- Input data -
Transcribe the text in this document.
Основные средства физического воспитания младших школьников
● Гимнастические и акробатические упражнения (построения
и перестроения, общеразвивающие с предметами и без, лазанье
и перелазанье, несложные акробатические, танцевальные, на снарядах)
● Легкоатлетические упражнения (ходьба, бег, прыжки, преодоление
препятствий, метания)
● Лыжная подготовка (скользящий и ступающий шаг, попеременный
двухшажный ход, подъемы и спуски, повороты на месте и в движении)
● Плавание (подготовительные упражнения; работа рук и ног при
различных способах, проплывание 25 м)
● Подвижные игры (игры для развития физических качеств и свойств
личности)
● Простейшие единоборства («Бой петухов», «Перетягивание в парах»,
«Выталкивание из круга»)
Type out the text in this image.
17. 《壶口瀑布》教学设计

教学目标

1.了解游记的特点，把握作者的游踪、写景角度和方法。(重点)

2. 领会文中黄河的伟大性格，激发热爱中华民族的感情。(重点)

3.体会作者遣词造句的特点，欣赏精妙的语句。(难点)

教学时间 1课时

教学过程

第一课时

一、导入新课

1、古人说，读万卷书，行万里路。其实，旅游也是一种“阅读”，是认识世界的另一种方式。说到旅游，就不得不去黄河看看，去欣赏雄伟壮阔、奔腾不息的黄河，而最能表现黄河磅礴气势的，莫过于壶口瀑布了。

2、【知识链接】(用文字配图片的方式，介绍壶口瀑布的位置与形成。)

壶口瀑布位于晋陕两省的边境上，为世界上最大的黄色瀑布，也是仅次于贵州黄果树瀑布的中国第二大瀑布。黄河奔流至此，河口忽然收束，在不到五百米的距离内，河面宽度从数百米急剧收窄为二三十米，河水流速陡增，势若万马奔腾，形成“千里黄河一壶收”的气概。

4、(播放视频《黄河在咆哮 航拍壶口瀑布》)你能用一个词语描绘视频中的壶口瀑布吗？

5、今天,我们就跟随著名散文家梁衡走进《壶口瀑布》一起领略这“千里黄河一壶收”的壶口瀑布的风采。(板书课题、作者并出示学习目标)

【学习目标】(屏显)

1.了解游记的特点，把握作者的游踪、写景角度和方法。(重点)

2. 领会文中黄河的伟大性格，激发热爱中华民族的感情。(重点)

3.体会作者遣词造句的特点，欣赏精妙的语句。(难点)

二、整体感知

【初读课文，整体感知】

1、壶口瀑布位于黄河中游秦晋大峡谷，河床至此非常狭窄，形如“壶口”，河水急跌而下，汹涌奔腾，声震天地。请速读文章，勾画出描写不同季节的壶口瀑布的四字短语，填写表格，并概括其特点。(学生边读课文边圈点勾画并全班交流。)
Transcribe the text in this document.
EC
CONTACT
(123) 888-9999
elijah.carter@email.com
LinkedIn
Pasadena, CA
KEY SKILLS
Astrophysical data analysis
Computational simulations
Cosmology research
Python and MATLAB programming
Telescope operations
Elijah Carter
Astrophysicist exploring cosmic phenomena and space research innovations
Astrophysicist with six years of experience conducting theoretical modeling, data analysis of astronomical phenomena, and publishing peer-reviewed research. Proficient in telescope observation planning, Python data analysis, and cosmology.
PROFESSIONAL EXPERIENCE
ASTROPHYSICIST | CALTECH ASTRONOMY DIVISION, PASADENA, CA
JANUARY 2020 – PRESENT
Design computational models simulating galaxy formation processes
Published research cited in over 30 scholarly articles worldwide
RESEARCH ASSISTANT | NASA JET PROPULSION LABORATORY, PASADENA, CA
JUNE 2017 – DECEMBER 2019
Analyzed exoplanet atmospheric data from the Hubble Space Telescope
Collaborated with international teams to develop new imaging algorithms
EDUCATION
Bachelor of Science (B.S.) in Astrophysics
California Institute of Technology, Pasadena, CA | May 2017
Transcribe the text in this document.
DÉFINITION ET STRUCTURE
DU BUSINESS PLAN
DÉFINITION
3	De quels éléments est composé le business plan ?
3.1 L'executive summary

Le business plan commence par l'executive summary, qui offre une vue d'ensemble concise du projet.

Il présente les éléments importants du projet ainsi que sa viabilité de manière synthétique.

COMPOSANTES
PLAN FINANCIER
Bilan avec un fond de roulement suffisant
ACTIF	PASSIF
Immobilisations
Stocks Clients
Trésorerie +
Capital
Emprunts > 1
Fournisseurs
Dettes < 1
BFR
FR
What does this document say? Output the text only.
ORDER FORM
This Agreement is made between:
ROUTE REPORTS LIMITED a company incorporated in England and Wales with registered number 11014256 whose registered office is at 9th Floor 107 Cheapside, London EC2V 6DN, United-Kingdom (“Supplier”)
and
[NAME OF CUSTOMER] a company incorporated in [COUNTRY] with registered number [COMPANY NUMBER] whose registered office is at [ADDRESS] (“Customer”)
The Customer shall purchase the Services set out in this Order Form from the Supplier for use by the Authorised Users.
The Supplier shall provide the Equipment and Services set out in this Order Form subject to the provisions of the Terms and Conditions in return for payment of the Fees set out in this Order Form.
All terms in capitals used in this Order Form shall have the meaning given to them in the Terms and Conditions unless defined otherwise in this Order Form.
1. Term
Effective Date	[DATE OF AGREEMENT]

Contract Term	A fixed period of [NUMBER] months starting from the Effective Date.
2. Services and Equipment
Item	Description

- Problem details -
Print the material once more, exactly.

- Solution for this problem -
Transcribe the text in this document.
Основные средства физического воспитания младших школьников
● Гимнастические и акробатические упражнения (построения
и перестроения, общеразвивающие с предметами и без, лазанье
и перелазанье, несложные акробатические, танцевальные, на снарядах)
● Легкоатлетические упражнения (ходьба, бег, прыжки, преодоление
препятствий, метания)
● Лыжная подготовка (скользящий и ступающий шаг, попеременный
двухшажный ход, подъемы и спуски, повороты на месте и в движении)
● Плавание (подготовительные упражнения; работа рук и ног при
различных способах, проплывание 25 м)
● Подвижные игры (игры для развития физических качеств и свойств
личности)
● Простейшие единоборства («Бой петухов», «Перетягивание в парах»,
«Выталкивание из круга»)
Type out the text in this image.
17. 《壶口瀑布》教学设计

教学目标

1.了解游记的特点，把握作者的游踪、写景角度和方法。(重点)

2. 领会文中黄河的伟大性格，激发热爱中华民族的感情。(重点)

3.体会作者遣词造句的特点，欣赏精妙的语句。(难点)

教学时间 1课时

教学过程

第一课时

一、导入新课

1、古人说，读万卷书，行万里路。其实，旅游也是一种“阅读”，是认识世界的另一种方式。说到旅游，就不得不去黄河看看，去欣赏雄伟壮阔、奔腾不息的黄河，而最能表现黄河磅礴气势的，莫过于壶口瀑布了。

2、【知识链接】(用文字配图片的方式，介绍壶口瀑布的位置与形成。)

壶口瀑布位于晋陕两省的边境上，为世界上最大的黄色瀑布，也是仅次于贵州黄果树瀑布的中国第二大瀑布。黄河奔流至此，河口忽然收束，在不到五百米的距离内，河面宽度从数百米急剧收窄为二三十米，河水流速陡增，势若万马奔腾，形成“千里黄河一壶收”的气概。

4、(播放视频《黄河在咆哮 航拍壶口瀑布》)你能用一个词语描绘视频中的壶口瀑布吗？

5、今天,我们就跟随著名散文家梁衡走进《壶口瀑布》一起领略这“千里黄河一壶收”的壶口瀑布的风采。(板书课题、作者并出示学习目标)

【学习目标】(屏显)

1.了解游记的特点，把握作者的游踪、写景角度和方法。(重点)

2. 领会文中黄河的伟大性格，激发热爱中华民族的感情。(重点)

3.体会作者遣词造句的特点，欣赏精妙的语句。(难点)

二、整体感知

【初读课文，整体感知】

1、壶口瀑布位于黄河中游秦晋大峡谷，河床至此非常狭窄，形如“壶口”，河水急跌而下，汹涌奔腾，声震天地。请速读文章，勾画出描写不同季节的壶口瀑布的四字短语，填写表格，并概括其特点。(学生边读课文边圈点勾画并全班交流。)
Transcribe the text in this document.
EC
CONTACT
(123) 888-9999
elijah.carter@email.com
LinkedIn
Pasadena, CA
KEY SKILLS
Astrophysical data analysis
Computational simulations
Cosmology research
Python and MATLAB programming
Telescope operations
Elijah Carter
Astrophysicist exploring cosmic phenomena and space research innovations
Astrophysicist with six years of experience conducting theoretical modeling, data analysis of astronomical phenomena, and publishing peer-reviewed research. Proficient in telescope observation planning, Python data analysis, and cosmology.
PROFESSIONAL EXPERIENCE
ASTROPHYSICIST | CALTECH ASTRONOMY DIVISION, PASADENA, CA
JANUARY 2020 – PRESENT
Design computational models simulating galaxy formation processes
Published research cited in over 30 scholarly articles worldwide
RESEARCH ASSISTANT | NASA JET PROPULSION LABORATORY, PASADENA, CA
JUNE 2017 – DECEMBER 2019
Analyzed exoplanet atmospheric data from the Hubble Space Telescope
Collaborated with international teams to develop new imaging algorithms
EDUCATION
Bachelor of Science (B.S.) in Astrophysics
California Institute of Technology, Pasadena, CA | May 2017
Transcribe the text in this document.
DÉFINITION ET STRUCTURE
DU BUSINESS PLAN
DÉFINITION
3	De quels éléments est composé le business plan ?
3.1 L'executive summary

Le business plan commence par l'executive summary, qui offre une vue d'ensemble concise du projet.

Il présente les éléments importants du projet ainsi que sa viabilité de manière synthétique.

COMPOSANTES
PLAN FINANCIER
Bilan avec un fond de roulement suffisant
ACTIF	PASSIF
Immobilisations
Stocks Clients
Trésorerie +
Capital
Emprunts > 1
Fournisseurs
Dettes < 1
BFR
FR
What does this document say? Output the text only.
ORDER FORM
This Agreement is made between:
ROUTE REPORTS LIMITED a company incorporated in England and Wales with registered number 11014256 whose registered office is at 9th Floor 107 Cheapside, London EC2V 6DN, United-Kingdom (“Supplier”)
and
[NAME OF CUSTOMER] a company incorporated in [COUNTRY] with registered number [COMPANY NUMBER] whose registered office is at [ADDRESS] (“Customer”)
The Customer shall purchase the Services set out in this Order Form from the Supplier for use by the Authorised Users.
The Supplier shall provide the Equipment and Services set out in this Order Form subject to the provisions of the Terms and Conditions in return for payment of the Fees set out in this Order Form.
All terms in capitals used in this Order Form shall have the meaning given to them in the Terms and Conditions unless defined otherwise in this Order Form.
1. Term
Effective Date	[DATE OF AGREEMENT]

Contract Term	A fixed period of [NUMBER] months starting from the Effective Date.
2. Services and Equipment
Item	Description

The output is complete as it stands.